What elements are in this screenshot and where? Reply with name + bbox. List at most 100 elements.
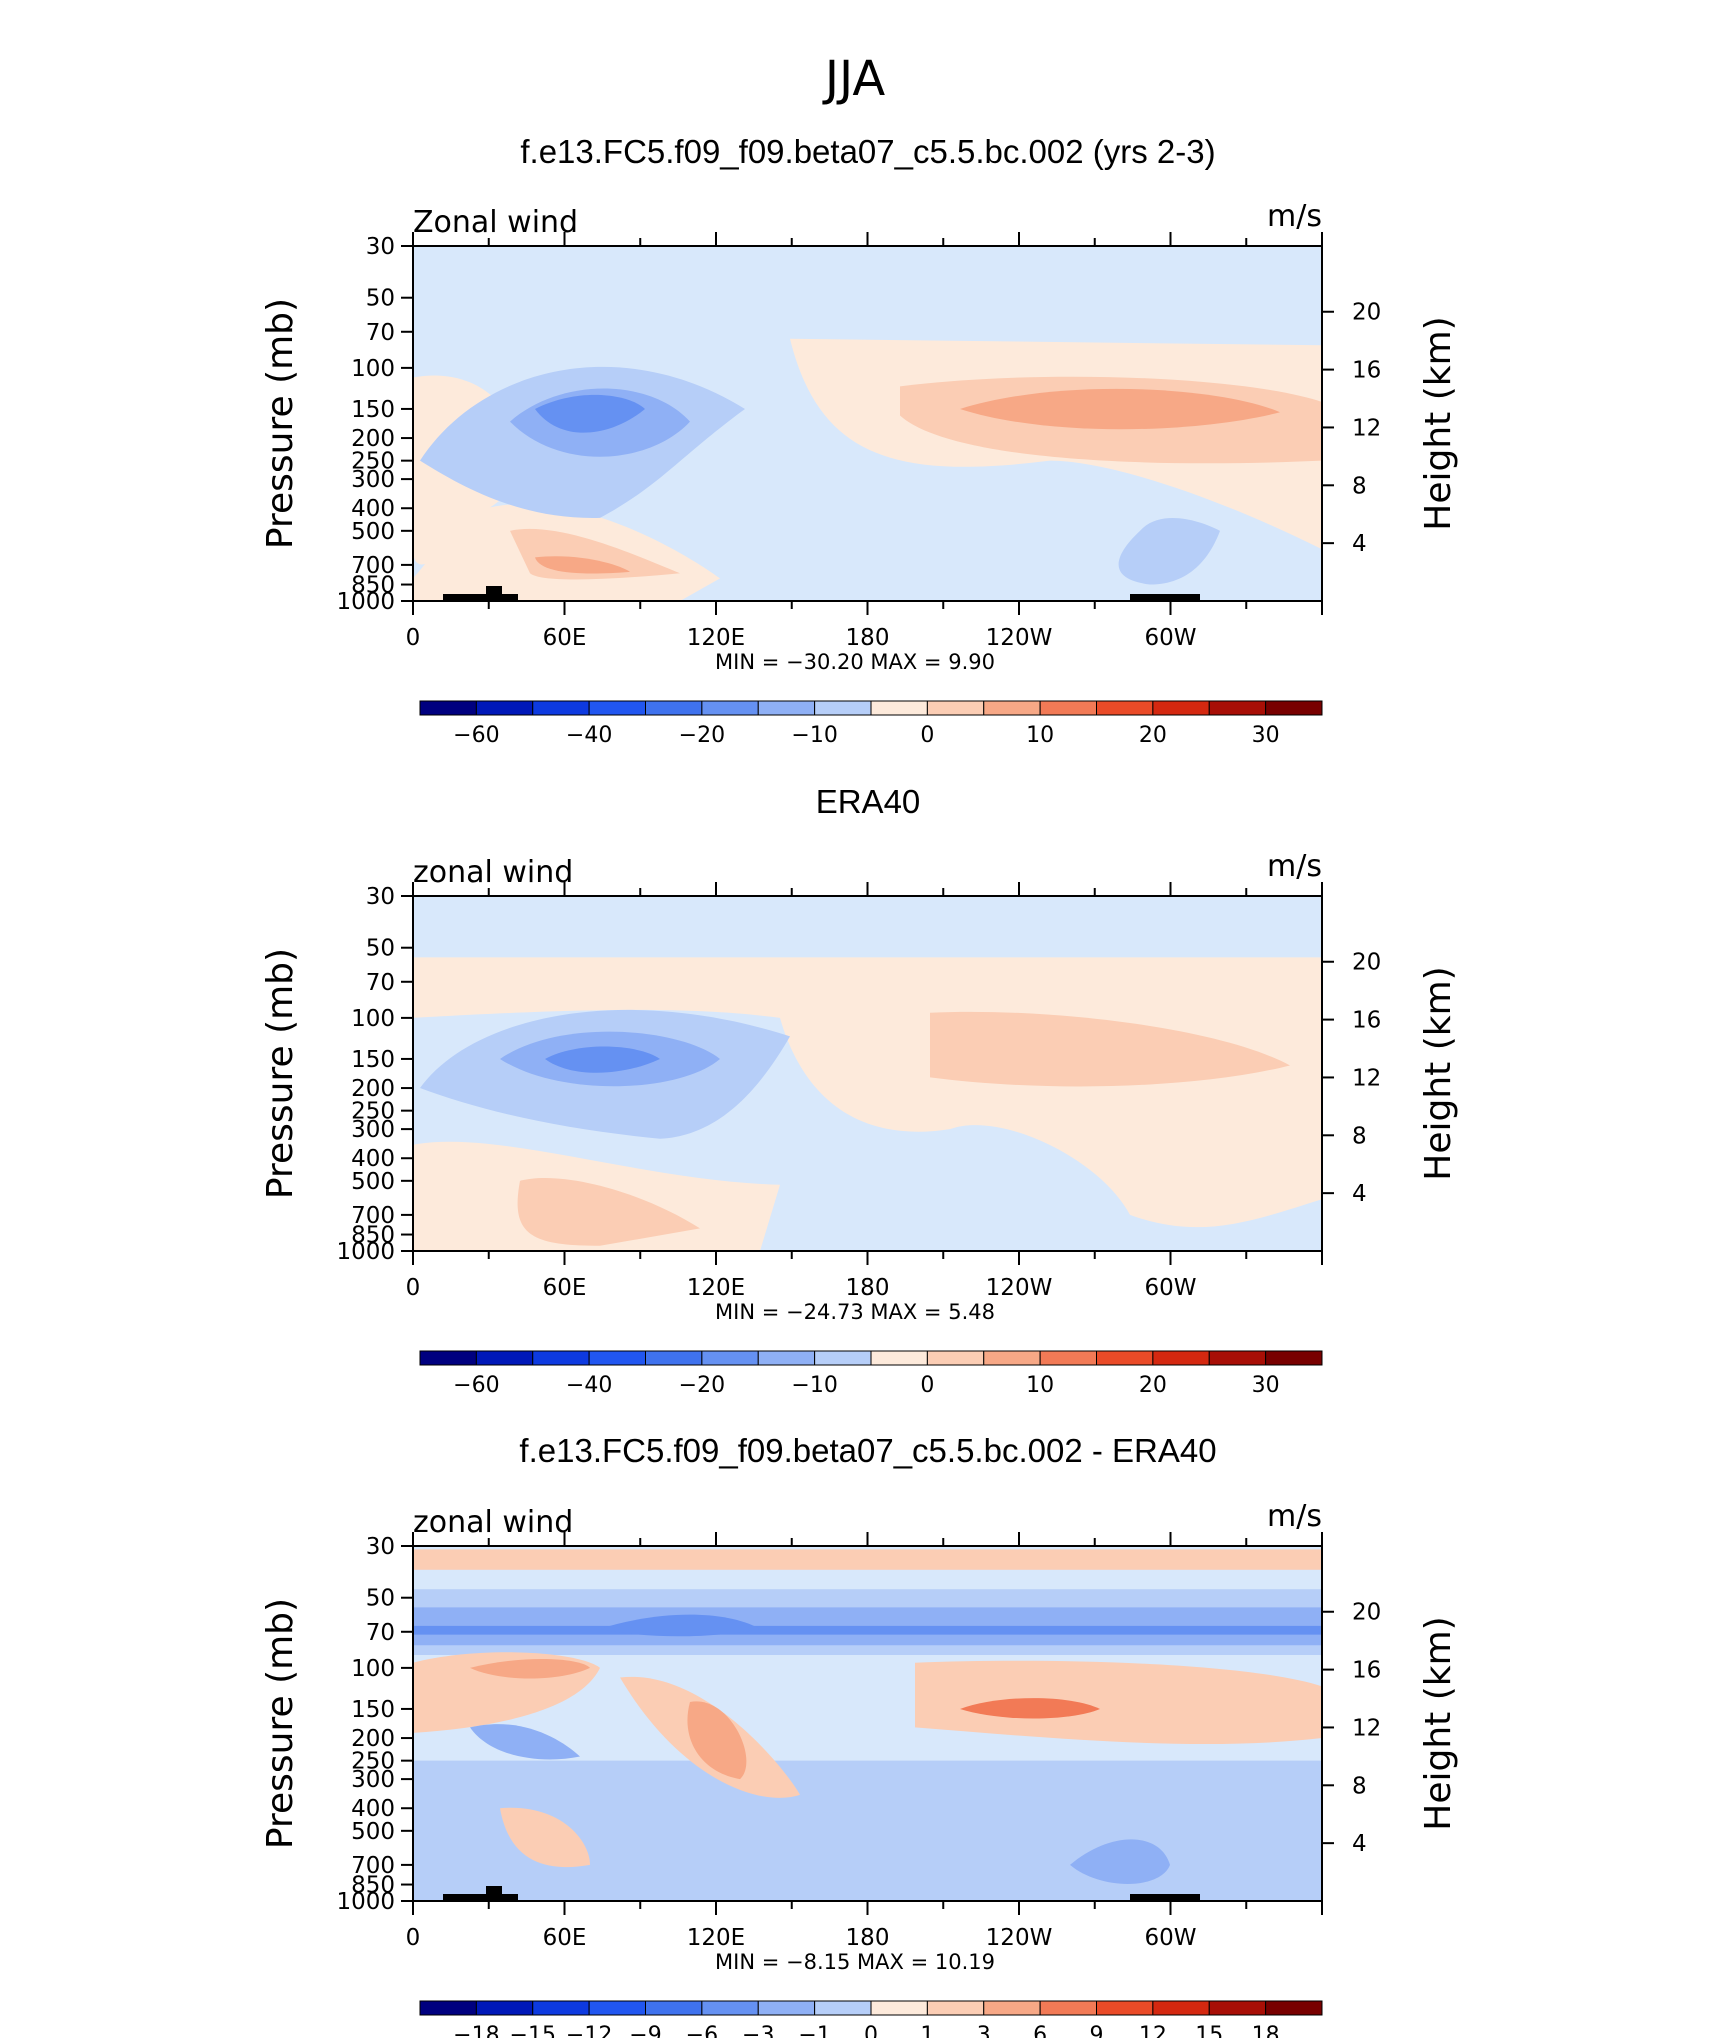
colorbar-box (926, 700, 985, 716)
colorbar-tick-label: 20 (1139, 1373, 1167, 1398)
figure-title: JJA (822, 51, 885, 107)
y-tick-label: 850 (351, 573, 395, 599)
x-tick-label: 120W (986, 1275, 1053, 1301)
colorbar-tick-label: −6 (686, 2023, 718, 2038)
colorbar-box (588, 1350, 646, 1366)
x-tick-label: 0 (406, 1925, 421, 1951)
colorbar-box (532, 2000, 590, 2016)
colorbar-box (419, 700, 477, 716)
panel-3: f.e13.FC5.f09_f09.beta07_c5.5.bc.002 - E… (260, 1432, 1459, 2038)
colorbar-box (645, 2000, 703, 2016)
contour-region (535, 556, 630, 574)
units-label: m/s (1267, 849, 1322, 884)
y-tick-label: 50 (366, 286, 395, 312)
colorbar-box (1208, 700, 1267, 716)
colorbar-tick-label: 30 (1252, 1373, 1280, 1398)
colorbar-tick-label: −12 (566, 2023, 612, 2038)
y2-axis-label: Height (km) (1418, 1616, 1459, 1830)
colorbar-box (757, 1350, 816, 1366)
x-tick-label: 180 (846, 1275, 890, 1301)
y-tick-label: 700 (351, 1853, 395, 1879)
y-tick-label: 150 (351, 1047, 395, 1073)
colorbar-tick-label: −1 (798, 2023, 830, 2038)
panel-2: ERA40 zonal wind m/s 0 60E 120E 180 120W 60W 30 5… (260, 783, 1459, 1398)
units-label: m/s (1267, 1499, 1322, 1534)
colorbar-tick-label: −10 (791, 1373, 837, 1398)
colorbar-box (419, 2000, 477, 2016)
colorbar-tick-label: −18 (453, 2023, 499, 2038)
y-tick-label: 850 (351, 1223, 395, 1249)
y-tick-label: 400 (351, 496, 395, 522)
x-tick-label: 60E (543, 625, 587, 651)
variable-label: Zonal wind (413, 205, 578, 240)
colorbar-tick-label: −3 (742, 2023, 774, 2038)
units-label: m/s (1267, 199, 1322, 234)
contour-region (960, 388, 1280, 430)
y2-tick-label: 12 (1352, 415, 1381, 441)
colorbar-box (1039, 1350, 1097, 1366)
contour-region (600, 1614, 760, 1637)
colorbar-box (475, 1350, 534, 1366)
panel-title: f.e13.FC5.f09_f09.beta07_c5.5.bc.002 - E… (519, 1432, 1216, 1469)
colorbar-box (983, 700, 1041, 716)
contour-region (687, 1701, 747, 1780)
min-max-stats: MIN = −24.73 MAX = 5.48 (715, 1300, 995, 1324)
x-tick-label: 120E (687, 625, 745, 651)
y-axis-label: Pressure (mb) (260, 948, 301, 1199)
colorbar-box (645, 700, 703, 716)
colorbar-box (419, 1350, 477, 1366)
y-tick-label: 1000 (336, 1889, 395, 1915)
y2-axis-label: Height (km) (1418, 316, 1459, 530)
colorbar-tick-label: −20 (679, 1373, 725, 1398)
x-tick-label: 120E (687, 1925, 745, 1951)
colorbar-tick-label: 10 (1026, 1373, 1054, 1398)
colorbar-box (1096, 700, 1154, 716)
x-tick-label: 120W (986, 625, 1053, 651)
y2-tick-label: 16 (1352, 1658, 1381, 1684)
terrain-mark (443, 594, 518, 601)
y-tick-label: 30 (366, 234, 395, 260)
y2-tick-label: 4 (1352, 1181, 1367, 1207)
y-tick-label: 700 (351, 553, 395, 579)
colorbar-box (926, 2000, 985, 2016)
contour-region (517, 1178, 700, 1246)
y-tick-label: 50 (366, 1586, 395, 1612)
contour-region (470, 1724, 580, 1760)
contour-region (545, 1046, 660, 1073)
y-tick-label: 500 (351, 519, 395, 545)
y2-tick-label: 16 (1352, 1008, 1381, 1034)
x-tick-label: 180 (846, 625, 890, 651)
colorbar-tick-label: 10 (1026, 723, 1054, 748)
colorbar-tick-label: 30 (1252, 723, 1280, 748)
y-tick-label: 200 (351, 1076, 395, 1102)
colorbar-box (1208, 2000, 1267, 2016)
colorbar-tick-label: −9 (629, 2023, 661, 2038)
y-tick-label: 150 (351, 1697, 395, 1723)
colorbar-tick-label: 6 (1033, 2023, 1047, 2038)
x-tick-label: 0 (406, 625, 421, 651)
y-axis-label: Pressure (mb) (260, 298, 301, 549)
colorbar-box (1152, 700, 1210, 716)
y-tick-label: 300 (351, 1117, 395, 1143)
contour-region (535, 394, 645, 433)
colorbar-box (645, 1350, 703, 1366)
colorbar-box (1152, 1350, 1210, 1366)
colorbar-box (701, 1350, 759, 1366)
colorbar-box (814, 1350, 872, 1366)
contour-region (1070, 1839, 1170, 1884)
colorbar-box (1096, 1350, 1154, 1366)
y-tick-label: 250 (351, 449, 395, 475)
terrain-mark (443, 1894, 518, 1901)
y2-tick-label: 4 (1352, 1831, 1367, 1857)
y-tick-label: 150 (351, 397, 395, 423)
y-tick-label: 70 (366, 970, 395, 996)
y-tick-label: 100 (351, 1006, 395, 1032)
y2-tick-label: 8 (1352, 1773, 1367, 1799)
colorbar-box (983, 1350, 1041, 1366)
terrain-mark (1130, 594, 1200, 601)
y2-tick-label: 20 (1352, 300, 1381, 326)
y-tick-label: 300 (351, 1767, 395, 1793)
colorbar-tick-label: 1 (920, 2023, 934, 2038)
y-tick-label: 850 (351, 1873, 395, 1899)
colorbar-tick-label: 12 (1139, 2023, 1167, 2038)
☆ ☆ ☆ ☆ ☆ ☆ ☆
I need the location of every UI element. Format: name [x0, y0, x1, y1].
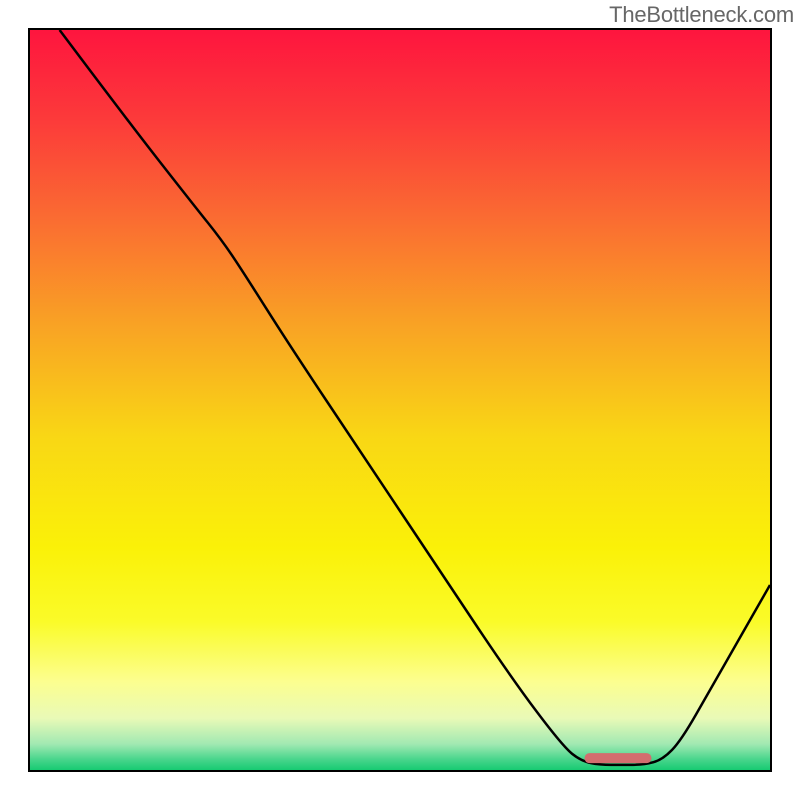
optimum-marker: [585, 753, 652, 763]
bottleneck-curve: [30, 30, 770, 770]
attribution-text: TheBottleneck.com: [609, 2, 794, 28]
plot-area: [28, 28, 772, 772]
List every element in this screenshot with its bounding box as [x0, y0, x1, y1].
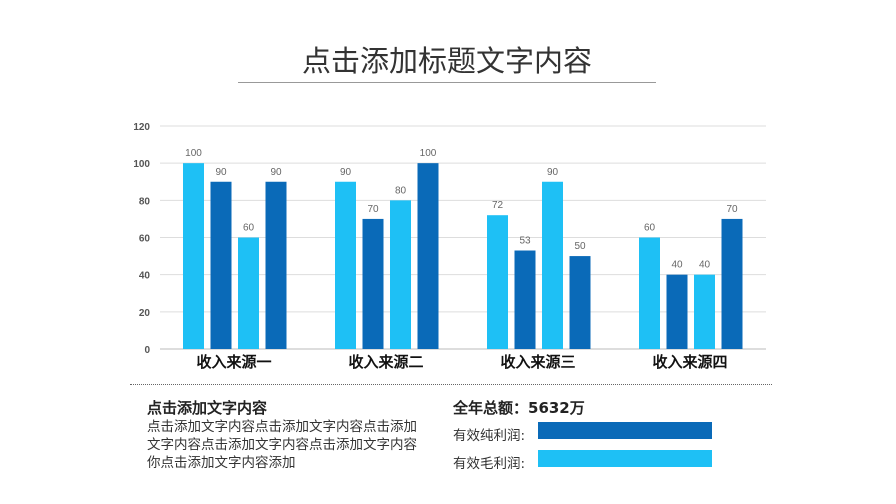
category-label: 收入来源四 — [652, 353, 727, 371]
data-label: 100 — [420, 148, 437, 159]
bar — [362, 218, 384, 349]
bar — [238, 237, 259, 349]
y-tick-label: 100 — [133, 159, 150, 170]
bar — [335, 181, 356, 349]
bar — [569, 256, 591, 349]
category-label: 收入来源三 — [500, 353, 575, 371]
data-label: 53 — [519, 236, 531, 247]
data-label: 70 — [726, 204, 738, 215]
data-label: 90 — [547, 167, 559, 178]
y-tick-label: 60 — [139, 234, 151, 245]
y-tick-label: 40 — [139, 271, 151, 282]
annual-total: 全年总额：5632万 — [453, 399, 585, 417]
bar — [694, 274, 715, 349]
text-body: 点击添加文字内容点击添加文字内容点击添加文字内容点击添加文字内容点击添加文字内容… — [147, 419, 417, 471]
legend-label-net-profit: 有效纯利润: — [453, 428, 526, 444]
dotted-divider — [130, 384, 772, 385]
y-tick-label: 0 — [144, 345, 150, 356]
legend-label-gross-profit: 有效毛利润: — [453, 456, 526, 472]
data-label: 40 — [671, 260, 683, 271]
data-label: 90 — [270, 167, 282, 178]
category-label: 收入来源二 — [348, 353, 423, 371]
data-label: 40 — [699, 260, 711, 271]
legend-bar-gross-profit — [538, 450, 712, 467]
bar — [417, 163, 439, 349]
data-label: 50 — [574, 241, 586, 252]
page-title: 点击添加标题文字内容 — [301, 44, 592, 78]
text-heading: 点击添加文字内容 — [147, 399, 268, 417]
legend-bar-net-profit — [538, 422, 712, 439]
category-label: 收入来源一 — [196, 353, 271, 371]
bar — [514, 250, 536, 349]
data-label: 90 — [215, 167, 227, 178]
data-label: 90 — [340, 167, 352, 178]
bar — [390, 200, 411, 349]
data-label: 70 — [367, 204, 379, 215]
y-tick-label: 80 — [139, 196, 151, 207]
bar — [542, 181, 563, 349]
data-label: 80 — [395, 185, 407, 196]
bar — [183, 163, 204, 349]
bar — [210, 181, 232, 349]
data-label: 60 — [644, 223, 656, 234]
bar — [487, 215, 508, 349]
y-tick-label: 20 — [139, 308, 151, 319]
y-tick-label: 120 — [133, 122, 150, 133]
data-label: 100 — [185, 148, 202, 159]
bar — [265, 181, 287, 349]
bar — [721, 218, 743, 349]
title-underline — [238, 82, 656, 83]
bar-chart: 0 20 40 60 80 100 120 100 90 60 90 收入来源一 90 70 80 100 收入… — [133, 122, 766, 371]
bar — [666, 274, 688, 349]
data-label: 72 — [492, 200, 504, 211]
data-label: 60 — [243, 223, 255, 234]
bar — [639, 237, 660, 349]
☆ ☆ ☆ ☆ ☆ ☆ ☆
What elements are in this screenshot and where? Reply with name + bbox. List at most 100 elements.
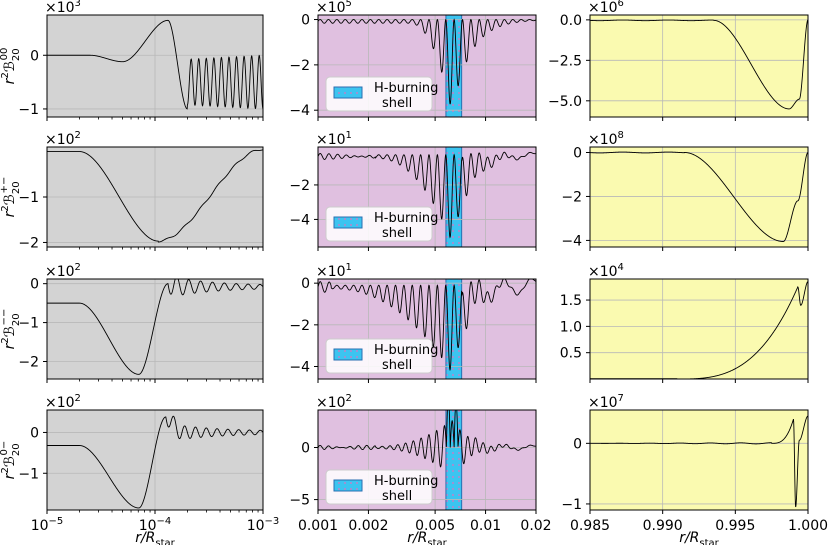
☆ ☆ ☆ ☆ ☆ ☆ ☆
PROBLEM >> Can you quote the material word for word, from the line containing "I need the location" through the line containing "plot-area: [28, 28, 772, 772]", with both of those lines included and the pictures left out?

IN RESPONSE >>
I need the location of every UI element. Format: name [x0, y0, x1, y1].
optimum-marker: [585, 753, 652, 763]
bottleneck-curve: [30, 30, 770, 770]
attribution-text: TheBottleneck.com: [609, 2, 794, 28]
plot-area: [28, 28, 772, 772]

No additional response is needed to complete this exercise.